Aim: Output each entry exactly; skip nothing.

---------- Records for this task

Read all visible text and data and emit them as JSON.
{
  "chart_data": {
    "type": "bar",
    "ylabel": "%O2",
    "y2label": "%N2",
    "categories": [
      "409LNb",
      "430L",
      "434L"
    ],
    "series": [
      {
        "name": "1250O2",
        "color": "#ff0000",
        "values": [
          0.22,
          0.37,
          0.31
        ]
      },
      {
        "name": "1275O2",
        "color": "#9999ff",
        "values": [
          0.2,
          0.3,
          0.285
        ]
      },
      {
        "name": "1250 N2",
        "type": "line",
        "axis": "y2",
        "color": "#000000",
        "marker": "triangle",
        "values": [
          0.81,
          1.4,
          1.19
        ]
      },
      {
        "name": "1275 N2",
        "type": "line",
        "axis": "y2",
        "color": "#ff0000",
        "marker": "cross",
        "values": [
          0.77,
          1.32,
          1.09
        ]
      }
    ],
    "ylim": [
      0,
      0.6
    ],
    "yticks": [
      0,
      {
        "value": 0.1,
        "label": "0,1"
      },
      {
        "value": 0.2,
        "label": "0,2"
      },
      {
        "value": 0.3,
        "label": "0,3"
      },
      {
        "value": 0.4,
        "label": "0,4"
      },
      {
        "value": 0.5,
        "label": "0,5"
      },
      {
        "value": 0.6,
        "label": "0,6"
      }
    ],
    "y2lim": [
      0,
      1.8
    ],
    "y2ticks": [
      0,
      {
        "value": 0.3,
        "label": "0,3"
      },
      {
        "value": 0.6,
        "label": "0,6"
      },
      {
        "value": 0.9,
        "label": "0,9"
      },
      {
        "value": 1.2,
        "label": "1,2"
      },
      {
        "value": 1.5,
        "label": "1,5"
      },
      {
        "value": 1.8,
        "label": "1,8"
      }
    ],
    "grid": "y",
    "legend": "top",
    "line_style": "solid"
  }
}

--------------------

Exercise output:
Read all visible text and data and emit them as JSON.
{
  "chart_data": {
    "type": "bar",
    "ylabel": "%O2",
    "y2label": "%N2",
    "categories": [
      "409LNb",
      "430L",
      "434L"
    ],
    "series": [
      {
        "name": "1250O2",
        "color": "#ff0000",
        "values": [
          0.22,
          0.37,
          0.31
        ]
      },
      {
        "name": "1275O2",
        "color": "#9999ff",
        "values": [
          0.2,
          0.3,
          0.285
        ]
      },
      {
        "name": "1250 N2",
        "type": "line",
        "axis": "y2",
        "color": "#000000",
        "marker": "triangle",
        "values": [
          0.81,
          1.4,
          1.19
        ]
      },
      {
        "name": "1275 N2",
        "type": "line",
        "axis": "y2",
        "color": "#ff0000",
        "marker": "cross",
        "values": [
          0.77,
          1.32,
          1.09
        ]
      }
    ],
    "ylim": [
      0,
      0.6
    ],
    "yticks": [
      0,
      {
        "value": 0.1,
        "label": "0,1"
      },
      {
        "value": 0.2,
        "label": "0,2"
      },
      {
        "value": 0.3,
        "label": "0,3"
      },
      {
        "value": 0.4,
        "label": "0,4"
      },
      {
        "value": 0.5,
        "label": "0,5"
      },
      {
        "value": 0.6,
        "label": "0,6"
      }
    ],
    "y2lim": [
      0,
      1.8
    ],
    "y2ticks": [
      0,
      {
        "value": 0.3,
        "label": "0,3"
      },
      {
        "value": 0.6,
        "label": "0,6"
      },
      {
        "value": 0.9,
        "label": "0,9"
      },
      {
        "value": 1.2,
        "label": "1,2"
      },
      {
        "value": 1.5,
        "label": "1,5"
      },
      {
        "value": 1.8,
        "label": "1,8"
      }
    ],
    "grid": "y",
    "legend": "top",
    "line_style": "solid"
  }
}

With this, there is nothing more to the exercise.